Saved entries
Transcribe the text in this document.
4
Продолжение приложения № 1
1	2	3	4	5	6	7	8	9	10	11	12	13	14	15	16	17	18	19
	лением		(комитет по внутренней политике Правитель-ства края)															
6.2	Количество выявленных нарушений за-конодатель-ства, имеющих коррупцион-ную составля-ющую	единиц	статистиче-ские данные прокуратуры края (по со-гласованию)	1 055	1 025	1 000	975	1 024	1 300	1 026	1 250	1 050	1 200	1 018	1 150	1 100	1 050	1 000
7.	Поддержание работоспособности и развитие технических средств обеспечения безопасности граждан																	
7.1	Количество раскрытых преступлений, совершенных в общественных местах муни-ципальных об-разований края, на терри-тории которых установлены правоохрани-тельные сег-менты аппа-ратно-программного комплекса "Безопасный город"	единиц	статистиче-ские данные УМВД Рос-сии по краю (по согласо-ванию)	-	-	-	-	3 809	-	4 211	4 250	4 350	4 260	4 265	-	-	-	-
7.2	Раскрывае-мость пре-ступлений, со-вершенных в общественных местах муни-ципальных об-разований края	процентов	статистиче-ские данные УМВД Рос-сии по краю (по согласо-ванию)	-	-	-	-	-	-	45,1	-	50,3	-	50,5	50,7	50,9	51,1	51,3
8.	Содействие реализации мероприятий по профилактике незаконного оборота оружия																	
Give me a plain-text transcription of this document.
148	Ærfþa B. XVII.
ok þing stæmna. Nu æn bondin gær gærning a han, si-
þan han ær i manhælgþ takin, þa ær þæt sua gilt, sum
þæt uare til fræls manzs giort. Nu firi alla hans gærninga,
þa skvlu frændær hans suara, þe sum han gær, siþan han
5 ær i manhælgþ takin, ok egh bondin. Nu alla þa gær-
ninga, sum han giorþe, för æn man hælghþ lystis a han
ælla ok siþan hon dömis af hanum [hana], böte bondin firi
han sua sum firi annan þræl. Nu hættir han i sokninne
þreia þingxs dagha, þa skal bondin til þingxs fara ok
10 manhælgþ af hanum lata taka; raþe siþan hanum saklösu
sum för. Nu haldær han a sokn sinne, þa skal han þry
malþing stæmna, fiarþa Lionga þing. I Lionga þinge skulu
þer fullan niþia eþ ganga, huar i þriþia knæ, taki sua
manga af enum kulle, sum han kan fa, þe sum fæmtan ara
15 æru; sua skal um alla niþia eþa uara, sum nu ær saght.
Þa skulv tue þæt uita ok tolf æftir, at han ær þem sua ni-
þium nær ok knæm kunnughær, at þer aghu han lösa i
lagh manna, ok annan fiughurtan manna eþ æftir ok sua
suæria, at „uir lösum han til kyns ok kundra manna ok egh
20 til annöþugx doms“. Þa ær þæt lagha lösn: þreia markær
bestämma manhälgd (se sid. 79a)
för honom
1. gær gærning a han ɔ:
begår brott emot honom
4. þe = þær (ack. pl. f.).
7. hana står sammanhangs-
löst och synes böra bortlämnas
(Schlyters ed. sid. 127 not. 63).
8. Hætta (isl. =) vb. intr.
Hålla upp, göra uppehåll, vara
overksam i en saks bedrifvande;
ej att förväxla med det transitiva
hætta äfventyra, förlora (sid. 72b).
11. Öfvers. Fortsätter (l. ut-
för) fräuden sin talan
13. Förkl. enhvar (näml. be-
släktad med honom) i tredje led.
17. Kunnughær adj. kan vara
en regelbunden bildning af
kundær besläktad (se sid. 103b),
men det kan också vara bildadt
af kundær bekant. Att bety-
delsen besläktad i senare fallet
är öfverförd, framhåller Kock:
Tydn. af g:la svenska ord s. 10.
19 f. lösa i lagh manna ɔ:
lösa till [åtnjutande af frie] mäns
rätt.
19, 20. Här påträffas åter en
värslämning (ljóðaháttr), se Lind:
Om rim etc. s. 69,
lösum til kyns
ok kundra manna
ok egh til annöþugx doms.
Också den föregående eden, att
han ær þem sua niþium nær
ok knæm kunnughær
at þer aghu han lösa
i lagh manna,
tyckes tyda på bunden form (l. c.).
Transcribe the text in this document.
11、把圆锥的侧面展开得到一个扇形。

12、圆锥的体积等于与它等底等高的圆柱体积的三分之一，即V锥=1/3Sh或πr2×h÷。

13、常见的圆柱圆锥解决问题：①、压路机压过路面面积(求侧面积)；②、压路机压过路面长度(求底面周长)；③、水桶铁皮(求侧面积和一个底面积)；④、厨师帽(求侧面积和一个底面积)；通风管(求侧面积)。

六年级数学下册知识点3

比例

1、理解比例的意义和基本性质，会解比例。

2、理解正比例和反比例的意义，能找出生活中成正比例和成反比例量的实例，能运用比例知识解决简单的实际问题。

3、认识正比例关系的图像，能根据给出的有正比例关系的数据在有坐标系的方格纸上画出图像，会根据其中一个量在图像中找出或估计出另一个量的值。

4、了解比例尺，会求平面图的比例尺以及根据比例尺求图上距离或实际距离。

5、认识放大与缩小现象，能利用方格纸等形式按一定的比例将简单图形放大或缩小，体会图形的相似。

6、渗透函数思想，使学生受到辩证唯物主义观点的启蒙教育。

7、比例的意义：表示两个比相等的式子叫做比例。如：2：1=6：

# What to produce:
Pull every line containing the word "honom" out of the entries above.

# Answer to the task:
för honom
begår brott emot honom
släktad med honom) i tredje led.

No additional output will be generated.